▸ **Material provided**
+ + +

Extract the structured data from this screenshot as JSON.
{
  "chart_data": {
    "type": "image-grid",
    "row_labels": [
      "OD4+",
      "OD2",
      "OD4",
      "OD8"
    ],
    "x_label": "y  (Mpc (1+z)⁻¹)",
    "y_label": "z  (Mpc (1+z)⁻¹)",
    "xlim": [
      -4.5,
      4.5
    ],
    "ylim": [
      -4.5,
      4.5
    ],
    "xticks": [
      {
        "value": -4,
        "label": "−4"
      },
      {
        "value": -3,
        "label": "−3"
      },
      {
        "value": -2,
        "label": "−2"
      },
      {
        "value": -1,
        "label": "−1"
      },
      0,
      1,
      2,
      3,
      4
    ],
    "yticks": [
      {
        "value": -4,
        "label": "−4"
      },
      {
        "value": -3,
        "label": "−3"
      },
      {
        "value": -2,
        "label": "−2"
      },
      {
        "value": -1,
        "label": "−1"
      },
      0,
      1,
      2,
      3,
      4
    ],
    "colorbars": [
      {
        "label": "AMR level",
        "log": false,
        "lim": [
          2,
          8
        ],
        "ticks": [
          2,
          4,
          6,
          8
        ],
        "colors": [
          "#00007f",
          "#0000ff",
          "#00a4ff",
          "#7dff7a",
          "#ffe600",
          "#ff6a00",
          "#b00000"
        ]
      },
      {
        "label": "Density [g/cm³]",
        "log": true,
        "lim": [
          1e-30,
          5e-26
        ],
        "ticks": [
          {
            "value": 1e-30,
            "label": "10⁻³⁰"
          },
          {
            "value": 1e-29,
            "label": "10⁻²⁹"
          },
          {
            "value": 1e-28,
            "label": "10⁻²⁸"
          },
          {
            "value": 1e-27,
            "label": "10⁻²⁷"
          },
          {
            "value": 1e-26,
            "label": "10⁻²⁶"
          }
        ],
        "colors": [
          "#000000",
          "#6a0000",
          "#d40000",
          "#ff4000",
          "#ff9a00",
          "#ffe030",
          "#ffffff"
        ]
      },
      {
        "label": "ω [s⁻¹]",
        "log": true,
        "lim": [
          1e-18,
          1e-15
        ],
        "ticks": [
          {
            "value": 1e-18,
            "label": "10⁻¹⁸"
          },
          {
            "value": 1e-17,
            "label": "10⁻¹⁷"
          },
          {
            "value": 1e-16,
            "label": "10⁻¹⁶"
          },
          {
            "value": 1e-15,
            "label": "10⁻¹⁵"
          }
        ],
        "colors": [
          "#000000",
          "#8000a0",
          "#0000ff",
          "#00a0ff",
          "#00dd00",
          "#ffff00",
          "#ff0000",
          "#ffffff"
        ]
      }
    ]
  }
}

+ + +

▸ **What to work on**
All of the data must be returned exactly.

▸ **Final result**
Extract the structured data from this screenshot as JSON.
{
  "chart_data": {
    "type": "image-grid",
    "row_labels": [
      "OD4+",
      "OD2",
      "OD4",
      "OD8"
    ],
    "x_label": "y  (Mpc (1+z)⁻¹)",
    "y_label": "z  (Mpc (1+z)⁻¹)",
    "xlim": [
      -4.5,
      4.5
    ],
    "ylim": [
      -4.5,
      4.5
    ],
    "xticks": [
      {
        "value": -4,
        "label": "−4"
      },
      {
        "value": -3,
        "label": "−3"
      },
      {
        "value": -2,
        "label": "−2"
      },
      {
        "value": -1,
        "label": "−1"
      },
      0,
      1,
      2,
      3,
      4
    ],
    "yticks": [
      {
        "value": -4,
        "label": "−4"
      },
      {
        "value": -3,
        "label": "−3"
      },
      {
        "value": -2,
        "label": "−2"
      },
      {
        "value": -1,
        "label": "−1"
      },
      0,
      1,
      2,
      3,
      4
    ],
    "colorbars": [
      {
        "label": "AMR level",
        "log": false,
        "lim": [
          2,
          8
        ],
        "ticks": [
          2,
          4,
          6,
          8
        ],
        "colors": [
          "#00007f",
          "#0000ff",
          "#00a4ff",
          "#7dff7a",
          "#ffe600",
          "#ff6a00",
          "#b00000"
        ]
      },
      {
        "label": "Density [g/cm³]",
        "log": true,
        "lim": [
          1e-30,
          5e-26
        ],
        "ticks": [
          {
            "value": 1e-30,
            "label": "10⁻³⁰"
          },
          {
            "value": 1e-29,
            "label": "10⁻²⁹"
          },
          {
            "value": 1e-28,
            "label": "10⁻²⁸"
          },
          {
            "value": 1e-27,
            "label": "10⁻²⁷"
          },
          {
            "value": 1e-26,
            "label": "10⁻²⁶"
          }
        ],
        "colors": [
          "#000000",
          "#6a0000",
          "#d40000",
          "#ff4000",
          "#ff9a00",
          "#ffe030",
          "#ffffff"
        ]
      },
      {
        "label": "ω [s⁻¹]",
        "log": true,
        "lim": [
          1e-18,
          1e-15
        ],
        "ticks": [
          {
            "value": 1e-18,
            "label": "10⁻¹⁸"
          },
          {
            "value": 1e-17,
            "label": "10⁻¹⁷"
          },
          {
            "value": 1e-16,
            "label": "10⁻¹⁶"
          },
          {
            "value": 1e-15,
            "label": "10⁻¹⁵"
          }
        ],
        "colors": [
          "#000000",
          "#8000a0",
          "#0000ff",
          "#00a0ff",
          "#00dd00",
          "#ffff00",
          "#ff0000",
          "#ffffff"
        ]
      }
    ]
  }
}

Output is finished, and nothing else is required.